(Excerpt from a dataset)
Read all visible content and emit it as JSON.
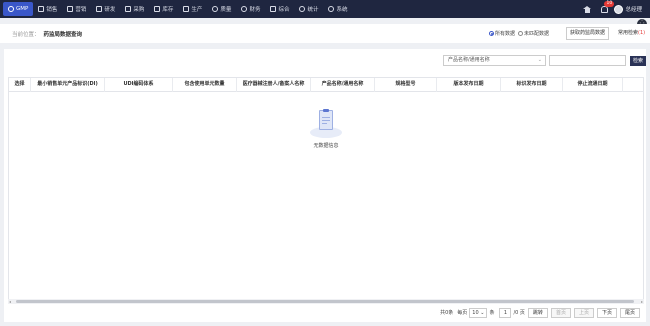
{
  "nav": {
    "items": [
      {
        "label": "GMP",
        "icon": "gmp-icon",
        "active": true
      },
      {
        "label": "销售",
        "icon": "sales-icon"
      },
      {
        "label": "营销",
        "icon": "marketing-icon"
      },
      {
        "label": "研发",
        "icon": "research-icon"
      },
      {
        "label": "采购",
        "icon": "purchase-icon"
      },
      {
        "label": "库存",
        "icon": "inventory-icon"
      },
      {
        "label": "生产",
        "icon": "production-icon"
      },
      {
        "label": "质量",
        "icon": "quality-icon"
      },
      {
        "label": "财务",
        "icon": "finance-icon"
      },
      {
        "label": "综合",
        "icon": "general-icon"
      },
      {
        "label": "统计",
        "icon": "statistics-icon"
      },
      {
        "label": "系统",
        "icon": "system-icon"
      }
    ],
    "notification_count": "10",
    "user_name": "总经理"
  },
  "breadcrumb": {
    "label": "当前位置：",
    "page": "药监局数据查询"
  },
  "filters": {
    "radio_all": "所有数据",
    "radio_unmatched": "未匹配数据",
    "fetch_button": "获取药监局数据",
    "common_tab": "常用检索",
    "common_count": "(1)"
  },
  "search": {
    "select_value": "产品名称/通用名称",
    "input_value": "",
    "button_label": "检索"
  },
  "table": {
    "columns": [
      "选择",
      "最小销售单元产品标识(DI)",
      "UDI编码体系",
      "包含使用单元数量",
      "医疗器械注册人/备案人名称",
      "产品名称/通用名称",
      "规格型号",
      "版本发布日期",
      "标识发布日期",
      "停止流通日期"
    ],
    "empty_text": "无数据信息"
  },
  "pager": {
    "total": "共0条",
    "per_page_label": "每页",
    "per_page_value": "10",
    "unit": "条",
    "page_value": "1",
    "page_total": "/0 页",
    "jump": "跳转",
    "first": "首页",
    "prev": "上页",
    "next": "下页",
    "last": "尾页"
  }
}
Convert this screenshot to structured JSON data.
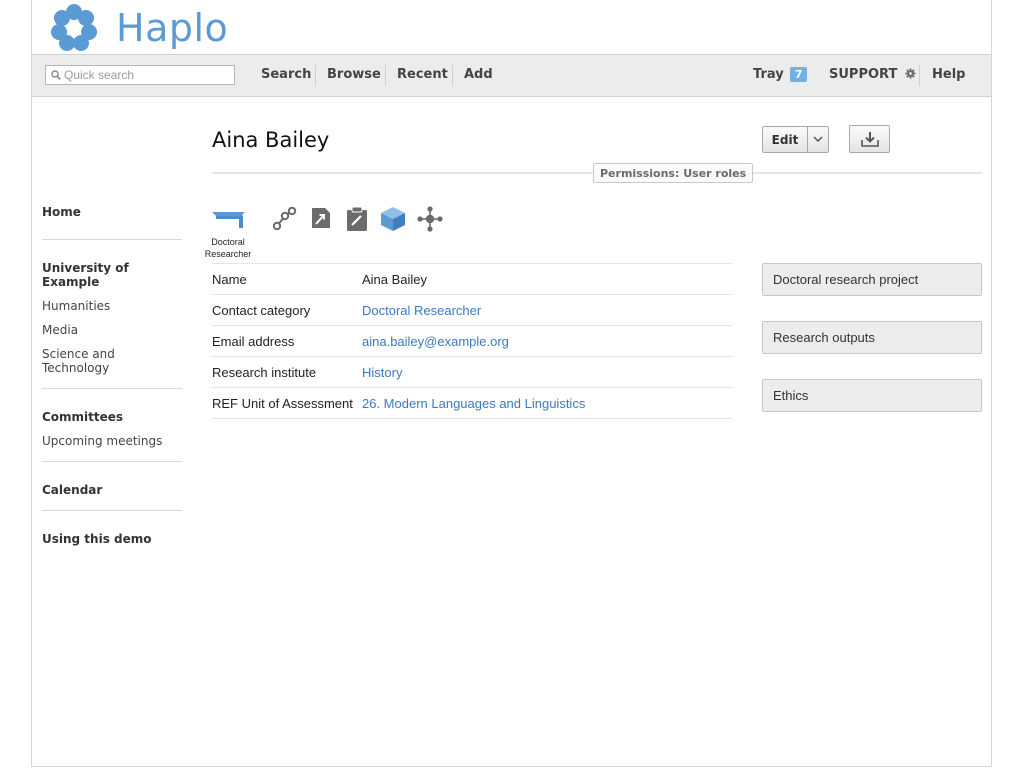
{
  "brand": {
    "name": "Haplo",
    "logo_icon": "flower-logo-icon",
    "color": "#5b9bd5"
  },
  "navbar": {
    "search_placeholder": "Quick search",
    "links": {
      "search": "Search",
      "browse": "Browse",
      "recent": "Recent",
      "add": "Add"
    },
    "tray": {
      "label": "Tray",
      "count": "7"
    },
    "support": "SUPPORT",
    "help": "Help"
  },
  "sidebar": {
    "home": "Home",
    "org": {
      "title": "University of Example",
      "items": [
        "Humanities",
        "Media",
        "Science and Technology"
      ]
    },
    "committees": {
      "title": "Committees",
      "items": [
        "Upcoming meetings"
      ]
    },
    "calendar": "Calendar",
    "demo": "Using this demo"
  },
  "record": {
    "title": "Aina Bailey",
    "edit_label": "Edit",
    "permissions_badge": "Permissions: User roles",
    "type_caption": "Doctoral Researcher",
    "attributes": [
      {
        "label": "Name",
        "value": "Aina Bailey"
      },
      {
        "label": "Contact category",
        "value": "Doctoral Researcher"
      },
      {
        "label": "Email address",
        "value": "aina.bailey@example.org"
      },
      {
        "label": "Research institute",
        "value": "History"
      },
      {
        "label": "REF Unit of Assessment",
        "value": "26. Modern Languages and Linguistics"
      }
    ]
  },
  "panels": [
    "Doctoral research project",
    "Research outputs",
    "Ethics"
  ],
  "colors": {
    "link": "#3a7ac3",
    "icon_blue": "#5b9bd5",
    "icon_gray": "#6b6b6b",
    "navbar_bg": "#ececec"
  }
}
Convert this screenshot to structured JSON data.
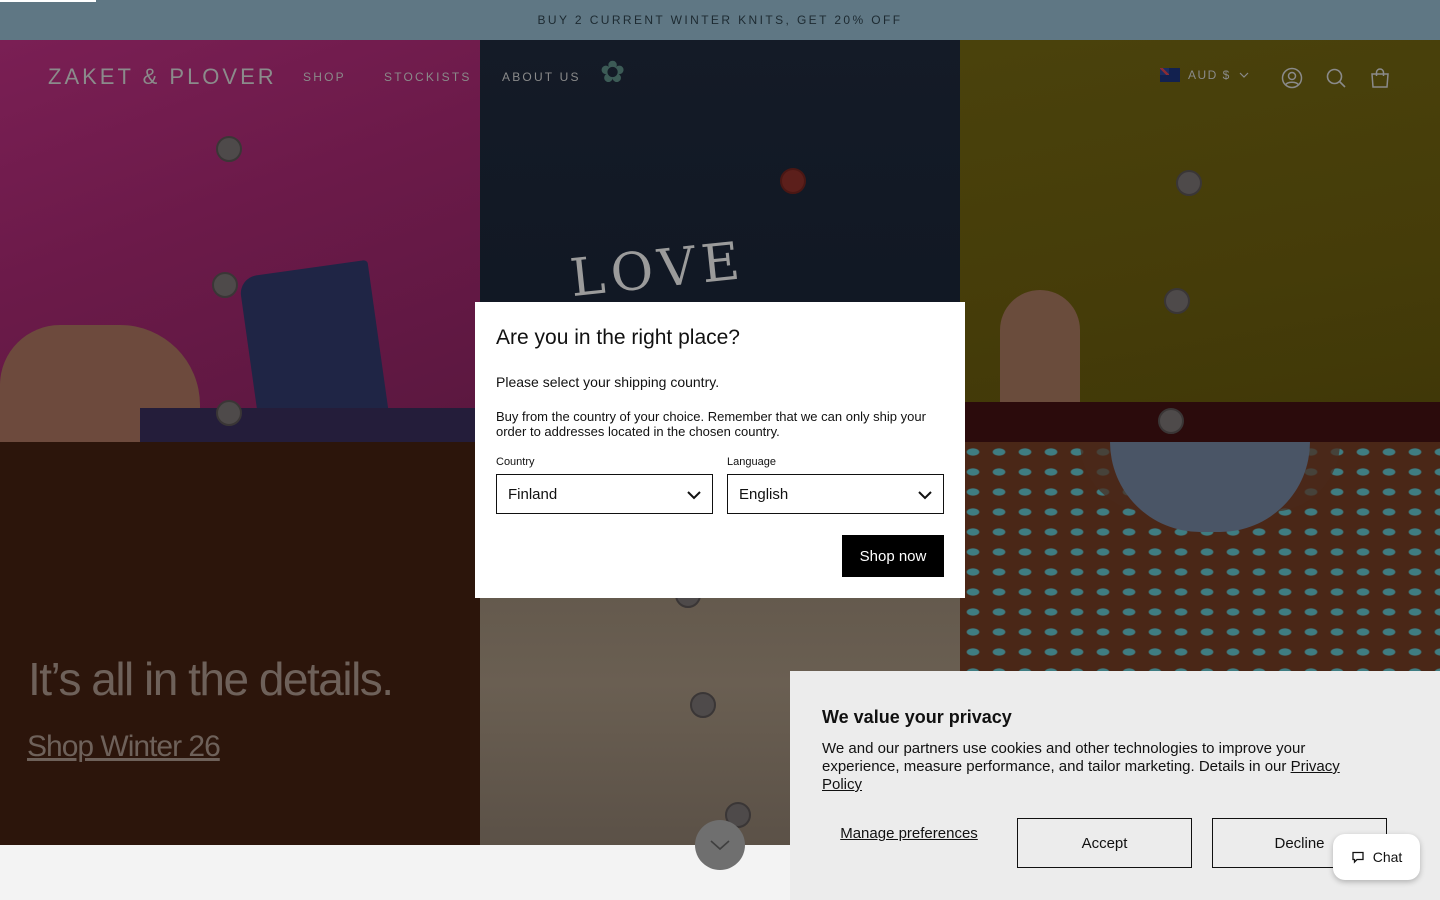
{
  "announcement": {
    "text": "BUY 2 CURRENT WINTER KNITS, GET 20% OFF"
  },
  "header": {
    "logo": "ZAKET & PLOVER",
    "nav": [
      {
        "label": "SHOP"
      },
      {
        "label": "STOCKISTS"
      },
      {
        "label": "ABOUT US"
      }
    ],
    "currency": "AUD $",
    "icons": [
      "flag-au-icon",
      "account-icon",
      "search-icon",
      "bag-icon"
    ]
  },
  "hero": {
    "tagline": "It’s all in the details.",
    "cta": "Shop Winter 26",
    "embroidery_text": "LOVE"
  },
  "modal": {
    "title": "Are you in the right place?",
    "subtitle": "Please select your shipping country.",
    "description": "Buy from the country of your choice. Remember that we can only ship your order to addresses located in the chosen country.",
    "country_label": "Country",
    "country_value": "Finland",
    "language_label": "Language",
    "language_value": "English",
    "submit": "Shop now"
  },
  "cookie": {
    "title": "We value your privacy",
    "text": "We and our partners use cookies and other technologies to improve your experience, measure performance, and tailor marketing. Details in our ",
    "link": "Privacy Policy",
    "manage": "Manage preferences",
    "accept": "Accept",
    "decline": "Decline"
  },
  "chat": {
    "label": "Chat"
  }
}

# What is required
Show all lines from the data above in which the word "logo" appears.

# Response
    "logo_icon": "flower-logo-icon",
    "logo": "ZAKET & PLOVER",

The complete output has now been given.